#### Task statement:
Copy out, word for word, the entries between the line containing "unit-label-char: ： (84, 85, 102, 105)" and the line containing "right-tick-label: 2% (651, 125, 676, 144)", inclusive.

#### Dataset records:
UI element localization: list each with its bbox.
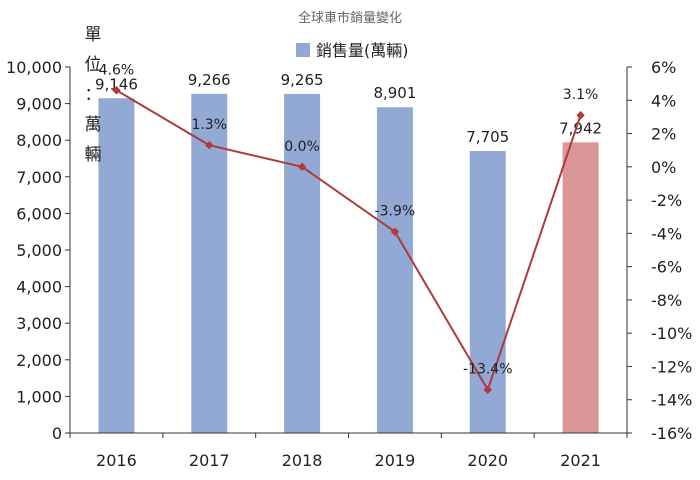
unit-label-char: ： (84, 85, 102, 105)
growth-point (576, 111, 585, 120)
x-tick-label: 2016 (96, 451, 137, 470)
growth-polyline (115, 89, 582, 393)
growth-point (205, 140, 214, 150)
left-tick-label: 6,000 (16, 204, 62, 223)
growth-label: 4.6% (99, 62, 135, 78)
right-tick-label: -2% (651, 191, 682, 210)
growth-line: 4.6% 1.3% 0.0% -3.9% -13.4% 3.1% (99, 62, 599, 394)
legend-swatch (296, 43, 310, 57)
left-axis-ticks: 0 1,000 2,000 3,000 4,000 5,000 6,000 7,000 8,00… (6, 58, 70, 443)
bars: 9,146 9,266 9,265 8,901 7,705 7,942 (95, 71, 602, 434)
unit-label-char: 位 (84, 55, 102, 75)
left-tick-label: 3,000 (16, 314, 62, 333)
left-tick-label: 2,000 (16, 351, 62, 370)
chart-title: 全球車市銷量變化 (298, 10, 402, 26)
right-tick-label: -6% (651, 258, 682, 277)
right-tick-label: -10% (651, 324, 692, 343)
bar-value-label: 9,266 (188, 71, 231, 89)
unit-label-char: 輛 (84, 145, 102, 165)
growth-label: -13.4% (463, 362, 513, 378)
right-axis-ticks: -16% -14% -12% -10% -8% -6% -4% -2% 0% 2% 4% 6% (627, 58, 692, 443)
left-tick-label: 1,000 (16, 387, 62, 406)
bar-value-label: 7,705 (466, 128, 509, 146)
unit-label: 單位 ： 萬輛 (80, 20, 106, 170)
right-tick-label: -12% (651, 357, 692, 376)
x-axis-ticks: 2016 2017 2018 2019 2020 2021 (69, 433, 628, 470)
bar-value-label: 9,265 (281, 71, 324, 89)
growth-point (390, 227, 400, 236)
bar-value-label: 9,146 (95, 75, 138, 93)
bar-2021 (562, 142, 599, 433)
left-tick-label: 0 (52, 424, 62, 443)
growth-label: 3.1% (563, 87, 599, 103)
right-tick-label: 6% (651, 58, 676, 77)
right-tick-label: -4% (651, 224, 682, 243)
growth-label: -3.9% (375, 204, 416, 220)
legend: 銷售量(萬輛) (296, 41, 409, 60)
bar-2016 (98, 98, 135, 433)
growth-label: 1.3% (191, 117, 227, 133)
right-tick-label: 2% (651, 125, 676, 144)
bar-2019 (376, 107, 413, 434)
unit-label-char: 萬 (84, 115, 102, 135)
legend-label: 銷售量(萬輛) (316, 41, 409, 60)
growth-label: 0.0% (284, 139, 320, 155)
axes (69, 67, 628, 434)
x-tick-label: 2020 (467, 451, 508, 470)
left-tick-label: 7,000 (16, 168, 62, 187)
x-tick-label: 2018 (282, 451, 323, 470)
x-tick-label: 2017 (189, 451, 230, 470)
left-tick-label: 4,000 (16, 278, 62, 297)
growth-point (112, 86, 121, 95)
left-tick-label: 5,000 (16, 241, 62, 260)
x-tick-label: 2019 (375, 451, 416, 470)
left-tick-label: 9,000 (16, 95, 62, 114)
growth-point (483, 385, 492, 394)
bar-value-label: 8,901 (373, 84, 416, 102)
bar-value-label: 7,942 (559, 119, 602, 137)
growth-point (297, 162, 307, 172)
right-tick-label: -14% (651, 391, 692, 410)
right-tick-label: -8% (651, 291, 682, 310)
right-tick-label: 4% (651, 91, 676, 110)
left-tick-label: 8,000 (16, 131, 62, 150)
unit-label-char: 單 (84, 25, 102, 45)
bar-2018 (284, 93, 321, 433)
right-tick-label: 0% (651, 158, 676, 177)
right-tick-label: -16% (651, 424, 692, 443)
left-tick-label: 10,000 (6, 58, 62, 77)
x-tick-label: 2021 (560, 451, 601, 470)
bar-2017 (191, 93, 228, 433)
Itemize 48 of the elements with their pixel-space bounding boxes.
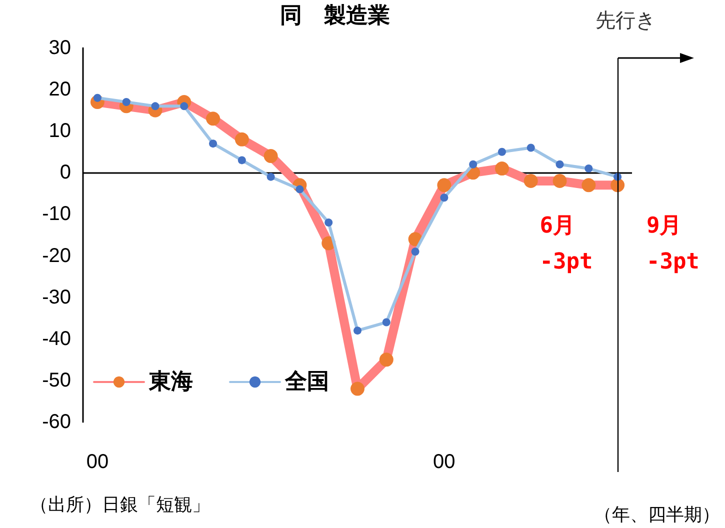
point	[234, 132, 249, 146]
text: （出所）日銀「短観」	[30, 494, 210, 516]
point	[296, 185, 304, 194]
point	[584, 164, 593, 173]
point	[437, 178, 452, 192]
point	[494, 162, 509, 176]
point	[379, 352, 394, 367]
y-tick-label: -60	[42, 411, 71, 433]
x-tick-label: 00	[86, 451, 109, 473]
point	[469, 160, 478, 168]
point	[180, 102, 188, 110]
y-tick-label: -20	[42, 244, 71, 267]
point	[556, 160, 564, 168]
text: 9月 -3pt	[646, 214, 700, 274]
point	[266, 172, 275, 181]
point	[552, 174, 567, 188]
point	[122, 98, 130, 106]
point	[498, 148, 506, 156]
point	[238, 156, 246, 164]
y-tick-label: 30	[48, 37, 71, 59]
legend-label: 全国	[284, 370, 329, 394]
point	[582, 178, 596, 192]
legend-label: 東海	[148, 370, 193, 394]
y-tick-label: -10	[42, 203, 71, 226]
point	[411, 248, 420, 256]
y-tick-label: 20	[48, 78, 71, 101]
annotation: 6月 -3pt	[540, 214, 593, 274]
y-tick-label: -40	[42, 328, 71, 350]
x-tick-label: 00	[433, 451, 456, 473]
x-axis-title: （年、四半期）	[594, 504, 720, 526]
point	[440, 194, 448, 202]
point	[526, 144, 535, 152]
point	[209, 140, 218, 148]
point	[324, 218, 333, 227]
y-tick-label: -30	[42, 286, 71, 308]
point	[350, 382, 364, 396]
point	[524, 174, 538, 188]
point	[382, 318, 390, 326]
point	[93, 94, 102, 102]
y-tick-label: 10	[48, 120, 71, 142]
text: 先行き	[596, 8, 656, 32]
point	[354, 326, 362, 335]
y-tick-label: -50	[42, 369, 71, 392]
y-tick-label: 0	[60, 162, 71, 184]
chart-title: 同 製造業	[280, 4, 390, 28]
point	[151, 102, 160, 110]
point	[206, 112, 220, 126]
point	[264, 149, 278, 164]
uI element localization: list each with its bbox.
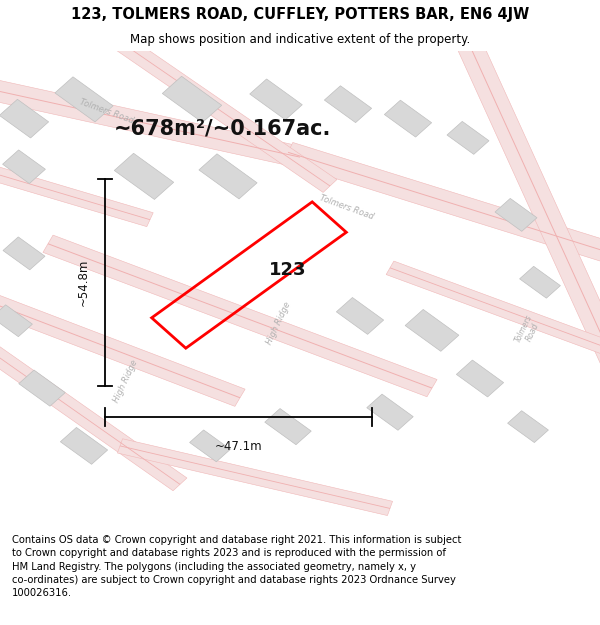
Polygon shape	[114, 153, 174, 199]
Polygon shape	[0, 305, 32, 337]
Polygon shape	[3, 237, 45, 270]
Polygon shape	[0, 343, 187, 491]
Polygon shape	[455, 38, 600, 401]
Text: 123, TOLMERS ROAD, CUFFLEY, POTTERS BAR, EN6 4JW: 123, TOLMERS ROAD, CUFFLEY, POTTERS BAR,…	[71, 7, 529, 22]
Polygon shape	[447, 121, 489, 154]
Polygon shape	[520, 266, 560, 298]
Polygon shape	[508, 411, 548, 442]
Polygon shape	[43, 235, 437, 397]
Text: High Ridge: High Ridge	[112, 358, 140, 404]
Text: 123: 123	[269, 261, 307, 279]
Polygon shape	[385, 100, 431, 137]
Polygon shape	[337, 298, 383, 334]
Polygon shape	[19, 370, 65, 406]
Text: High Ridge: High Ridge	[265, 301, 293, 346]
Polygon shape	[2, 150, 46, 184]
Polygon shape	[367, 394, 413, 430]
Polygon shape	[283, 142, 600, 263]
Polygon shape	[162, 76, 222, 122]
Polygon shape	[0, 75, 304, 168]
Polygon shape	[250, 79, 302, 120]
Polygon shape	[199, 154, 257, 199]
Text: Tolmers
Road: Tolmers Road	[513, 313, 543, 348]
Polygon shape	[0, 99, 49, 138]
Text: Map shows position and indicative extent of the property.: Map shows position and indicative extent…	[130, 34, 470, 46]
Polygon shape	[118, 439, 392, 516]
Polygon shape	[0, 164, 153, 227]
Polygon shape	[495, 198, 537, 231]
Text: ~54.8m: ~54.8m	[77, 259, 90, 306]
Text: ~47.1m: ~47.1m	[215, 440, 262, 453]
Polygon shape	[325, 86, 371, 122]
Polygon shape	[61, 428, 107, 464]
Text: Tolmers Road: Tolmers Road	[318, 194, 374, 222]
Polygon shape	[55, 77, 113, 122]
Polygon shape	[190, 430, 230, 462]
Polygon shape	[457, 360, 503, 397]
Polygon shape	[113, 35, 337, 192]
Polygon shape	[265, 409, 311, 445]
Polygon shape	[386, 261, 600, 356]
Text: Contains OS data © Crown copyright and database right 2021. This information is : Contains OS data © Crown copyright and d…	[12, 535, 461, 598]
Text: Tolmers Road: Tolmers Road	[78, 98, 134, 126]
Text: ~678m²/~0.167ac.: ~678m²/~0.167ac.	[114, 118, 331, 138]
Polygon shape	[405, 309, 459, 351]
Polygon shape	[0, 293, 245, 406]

#### Expected answer:
unit-label-char: ： (84, 85, 102, 105)
growth-point (576, 111, 585, 120)
x-tick-label: 2016 (96, 451, 137, 470)
growth-polyline (115, 89, 582, 393)
growth-point (205, 140, 214, 150)
left-tick-label: 6,000 (16, 204, 62, 223)
growth-label: 4.6% (99, 62, 135, 78)
right-tick-label: -2% (651, 191, 682, 210)
growth-line: 4.6% 1.3% 0.0% -3.9% -13.4% 3.1% (99, 62, 599, 394)
legend-swatch (296, 43, 310, 57)
left-axis-ticks: 0 1,000 2,000 3,000 4,000 5,000 6,000 7,000 8,00… (6, 58, 70, 443)
bars: 9,146 9,266 9,265 8,901 7,705 7,942 (95, 71, 602, 434)
unit-label-char: 位 (84, 55, 102, 75)
left-tick-label: 3,000 (16, 314, 62, 333)
left-tick-label: 2,000 (16, 351, 62, 370)
chart-title: 全球車市銷量變化 (298, 10, 402, 26)
right-tick-label: -6% (651, 258, 682, 277)
right-tick-label: -10% (651, 324, 692, 343)
bar-value-label: 9,266 (188, 71, 231, 89)
unit-label-char: 輛 (84, 145, 102, 165)
growth-label: -13.4% (463, 362, 513, 378)
right-axis-ticks: -16% -14% -12% -10% -8% -6% -4% -2% 0% 2% 4% 6% (627, 58, 692, 443)
left-tick-label: 1,000 (16, 387, 62, 406)
bar-value-label: 7,705 (466, 128, 509, 146)
unit-label: 單位 ： 萬輛 (80, 20, 106, 170)
right-tick-label: -12% (651, 357, 692, 376)
x-axis-ticks: 2016 2017 2018 2019 2020 2021 (69, 433, 628, 470)
bar-value-label: 9,265 (281, 71, 324, 89)
growth-point (390, 227, 400, 236)
bar-value-label: 9,146 (95, 75, 138, 93)
bar-2021 (562, 142, 599, 433)
left-tick-label: 0 (52, 424, 62, 443)
growth-label: 3.1% (563, 87, 599, 103)
right-tick-label: 6% (651, 58, 676, 77)
right-tick-label: -4% (651, 224, 682, 243)
growth-label: -3.9% (375, 204, 416, 220)
legend: 銷售量(萬輛) (296, 41, 409, 60)
bar-2016 (98, 98, 135, 433)
growth-label: 1.3% (191, 117, 227, 133)
right-tick-label: 2% (651, 125, 676, 144)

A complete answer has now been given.